**Task goal:** Pull out from the material below all lines with "text".

**Stored records:**

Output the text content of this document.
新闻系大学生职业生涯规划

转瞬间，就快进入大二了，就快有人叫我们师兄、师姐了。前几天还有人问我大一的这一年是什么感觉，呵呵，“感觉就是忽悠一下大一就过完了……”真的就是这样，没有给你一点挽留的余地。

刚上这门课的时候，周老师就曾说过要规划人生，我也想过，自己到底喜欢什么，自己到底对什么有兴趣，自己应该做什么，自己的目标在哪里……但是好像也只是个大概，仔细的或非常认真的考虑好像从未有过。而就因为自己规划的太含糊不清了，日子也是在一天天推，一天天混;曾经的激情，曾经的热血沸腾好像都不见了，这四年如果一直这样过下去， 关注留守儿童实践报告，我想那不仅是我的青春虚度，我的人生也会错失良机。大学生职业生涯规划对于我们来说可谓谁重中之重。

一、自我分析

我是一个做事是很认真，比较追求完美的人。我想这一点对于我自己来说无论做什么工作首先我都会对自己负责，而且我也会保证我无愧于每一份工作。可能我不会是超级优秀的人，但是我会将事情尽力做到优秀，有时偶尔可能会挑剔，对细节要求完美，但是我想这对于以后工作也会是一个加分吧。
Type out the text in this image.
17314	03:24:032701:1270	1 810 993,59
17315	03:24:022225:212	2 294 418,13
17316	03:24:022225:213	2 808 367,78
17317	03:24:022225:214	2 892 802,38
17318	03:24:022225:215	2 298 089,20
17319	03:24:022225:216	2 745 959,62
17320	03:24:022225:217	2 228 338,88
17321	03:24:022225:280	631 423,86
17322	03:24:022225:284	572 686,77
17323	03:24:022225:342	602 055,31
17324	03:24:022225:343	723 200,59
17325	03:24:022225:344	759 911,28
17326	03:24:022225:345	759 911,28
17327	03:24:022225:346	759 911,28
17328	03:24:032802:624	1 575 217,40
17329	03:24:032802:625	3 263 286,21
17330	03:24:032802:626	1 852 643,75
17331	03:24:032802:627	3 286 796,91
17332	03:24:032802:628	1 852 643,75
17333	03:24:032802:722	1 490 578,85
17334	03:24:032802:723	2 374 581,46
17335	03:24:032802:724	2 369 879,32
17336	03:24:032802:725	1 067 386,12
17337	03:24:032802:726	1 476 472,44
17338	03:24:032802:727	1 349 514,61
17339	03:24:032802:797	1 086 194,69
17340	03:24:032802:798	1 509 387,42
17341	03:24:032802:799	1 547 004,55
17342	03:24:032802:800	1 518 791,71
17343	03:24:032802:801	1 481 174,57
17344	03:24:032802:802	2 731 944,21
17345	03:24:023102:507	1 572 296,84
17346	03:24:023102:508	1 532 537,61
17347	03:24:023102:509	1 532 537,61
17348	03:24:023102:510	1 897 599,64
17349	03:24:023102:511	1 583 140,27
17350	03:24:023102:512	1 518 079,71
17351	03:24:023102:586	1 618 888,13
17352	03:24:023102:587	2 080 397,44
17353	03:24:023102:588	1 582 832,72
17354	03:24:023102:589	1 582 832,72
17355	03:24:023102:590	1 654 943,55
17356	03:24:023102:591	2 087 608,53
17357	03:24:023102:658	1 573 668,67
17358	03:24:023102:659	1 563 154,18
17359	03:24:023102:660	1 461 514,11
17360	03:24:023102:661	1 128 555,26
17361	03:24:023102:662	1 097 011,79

**Finished exercise:**
Output the text content of this document.
Type out the text in this image.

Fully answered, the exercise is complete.